What needs to be done: Each entry below must be repeated exactly, with pictures left out.

Task data:
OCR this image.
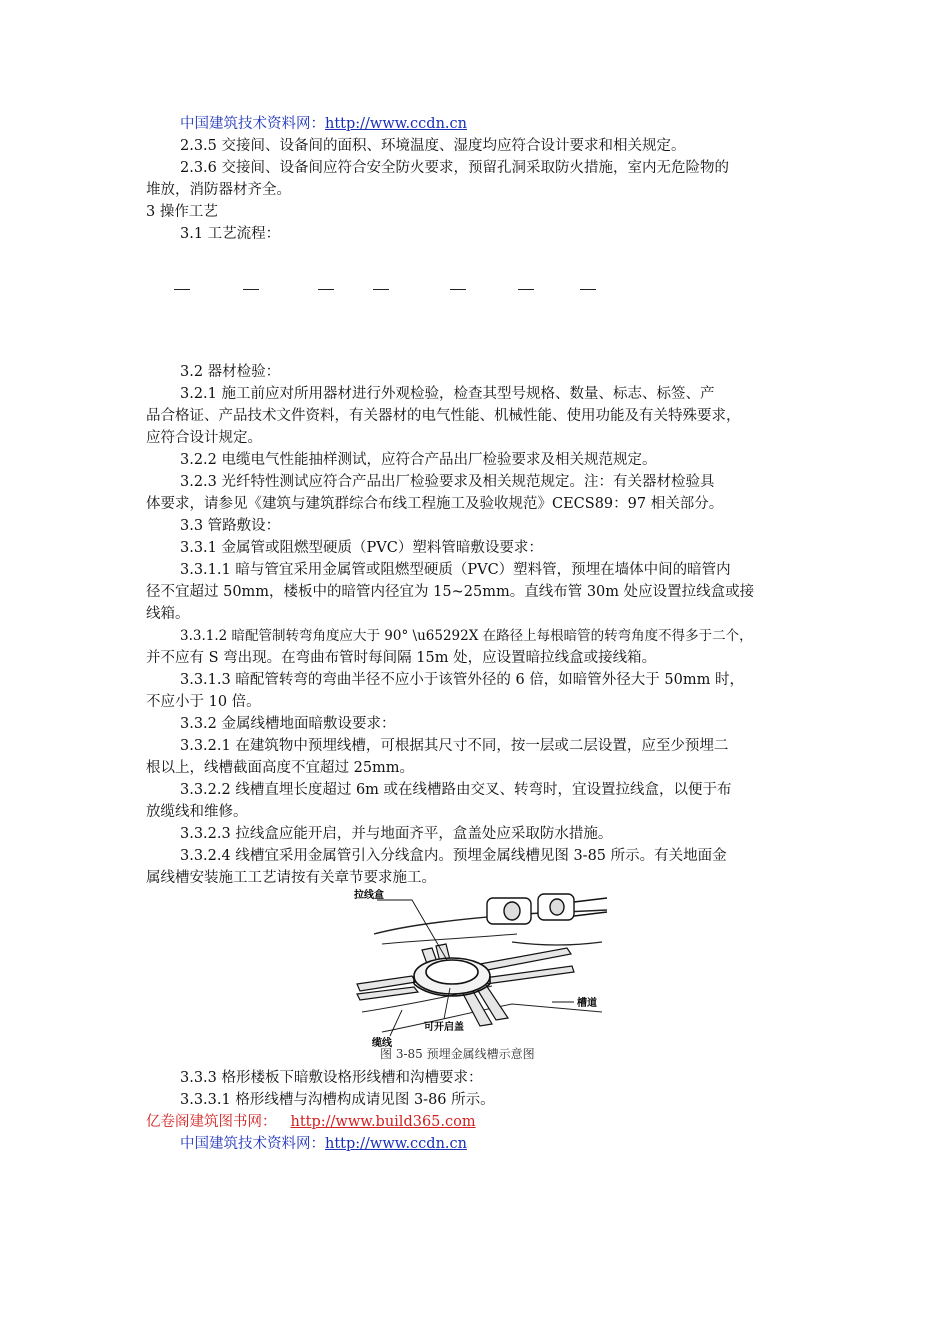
中国建筑技术资料网：http://www.ccdn.cn
2.3.5 交接间、设备间的面积、环境温度、湿度均应符合设计要求和相关规定。
2.3.6 交接间、设备间应符合安全防火要求，预留孔洞采取防火措施，室内无危险物的
堆放，消防器材齐全。
3 操作工艺
3.1 工艺流程：
3.2 器材检验：
3.2.1 施工前应对所用器材进行外观检验，检查其型号规格、数量、标志、标签、产
品合格证、产品技术文件资料，有关器材的电气性能、机械性能、使用功能及有关特殊要求，
应符合设计规定。
3.2.2 电缆电气性能抽样测试，应符合产品出厂检验要求及相关规范规定。
3.2.3 光纤特性测试应符合产品出厂检验要求及相关规范规定。注：有关器材检验具
体要求，请参见《建筑与建筑群综合布线工程施工及验收规范》CECS89：97 相关部分。
3.3 管路敷设：
3.3.1 金属管或阻燃型硬质（PVC）塑料管暗敷设要求：
3.3.1.1 暗与管宜采用金属管或阻燃型硬质（PVC）塑料管，预埋在墙体中间的暗管内
径不宜超过 50mm，楼板中的暗管内径宜为 15~25mm。直线布管 30m 处应设置拉线盒或接
线箱。
3.3.1.2 暗配管制转弯角度应大于 90° \u65292X 在路径上每根暗管的转弯角度不得多于二个，
并不应有 S 弯出现。在弯曲布管时每间隔 15m 处，应设置暗拉线盒或接线箱。
3.3.1.3 暗配管转弯的弯曲半径不应小于该管外径的 6 倍，如暗管外径大于 50mm 时，
不应小于 10 倍。
3.3.2 金属线槽地面暗敷设要求：
3.3.2.1 在建筑物中预埋线槽，可根据其尺寸不同，按一层或二层设置，应至少预埋二
根以上，线槽截面高度不宜超过 25mm。
3.3.2.2 线槽直埋长度超过 6m 或在线槽路由交叉、转弯时，宜设置拉线盒，以便于布
放缆线和维修。
3.3.2.3 拉线盒应能开启，并与地面齐平，盒盖处应采取防水措施。
3.3.2.4 线槽宜采用金属管引入分线盒内。预埋金属线槽见图 3-85 所示。有关地面金
属线槽安装施工工艺请按有关章节要求施工。
拉线盒
可开启盖
槽道
缆线
图 3-85 预埋金属线槽示意图
3.3.3 格形楼板下暗敷设格形线槽和沟槽要求：
3.3.3.1 格形线槽与沟槽构成请见图 3-86 所示。
亿卷阁建筑图书网： http://www.build365.com
中国建筑技术资料网：http://www.ccdn.cn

Solution:
OCR this image.
中国建筑技术资料网：http://www.ccdn.cn
2.3.5 交接间、设备间的面积、环境温度、湿度均应符合设计要求和相关规定。
2.3.6 交接间、设备间应符合安全防火要求，预留孔洞采取防火措施，室内无危险物的
堆放，消防器材齐全。
3 操作工艺
3.1 工艺流程：
3.2 器材检验：
3.2.1 施工前应对所用器材进行外观检验，检查其型号规格、数量、标志、标签、产
品合格证、产品技术文件资料，有关器材的电气性能、机械性能、使用功能及有关特殊要求，
应符合设计规定。
3.2.2 电缆电气性能抽样测试，应符合产品出厂检验要求及相关规范规定。
3.2.3 光纤特性测试应符合产品出厂检验要求及相关规范规定。注：有关器材检验具
体要求，请参见《建筑与建筑群综合布线工程施工及验收规范》CECS89：97 相关部分。
3.3 管路敷设：
3.3.1 金属管或阻燃型硬质（PVC）塑料管暗敷设要求：
3.3.1.1 暗与管宜采用金属管或阻燃型硬质（PVC）塑料管，预埋在墙体中间的暗管内
径不宜超过 50mm，楼板中的暗管内径宜为 15~25mm。直线布管 30m 处应设置拉线盒或接
线箱。
3.3.1.2 暗配管制转弯角度应大于 90° \u65292X 在路径上每根暗管的转弯角度不得多于二个，
并不应有 S 弯出现。在弯曲布管时每间隔 15m 处，应设置暗拉线盒或接线箱。
3.3.1.3 暗配管转弯的弯曲半径不应小于该管外径的 6 倍，如暗管外径大于 50mm 时，
不应小于 10 倍。
3.3.2 金属线槽地面暗敷设要求：
3.3.2.1 在建筑物中预埋线槽，可根据其尺寸不同，按一层或二层设置，应至少预埋二
根以上，线槽截面高度不宜超过 25mm。
3.3.2.2 线槽直埋长度超过 6m 或在线槽路由交叉、转弯时，宜设置拉线盒，以便于布
放缆线和维修。
3.3.2.3 拉线盒应能开启，并与地面齐平，盒盖处应采取防水措施。
3.3.2.4 线槽宜采用金属管引入分线盒内。预埋金属线槽见图 3-85 所示。有关地面金
属线槽安装施工工艺请按有关章节要求施工。
拉线盒
可开启盖
槽道
缆线
图 3-85 预埋金属线槽示意图
3.3.3 格形楼板下暗敷设格形线槽和沟槽要求：
3.3.3.1 格形线槽与沟槽构成请见图 3-86 所示。
亿卷阁建筑图书网： http://www.build365.com
中国建筑技术资料网：http://www.ccdn.cn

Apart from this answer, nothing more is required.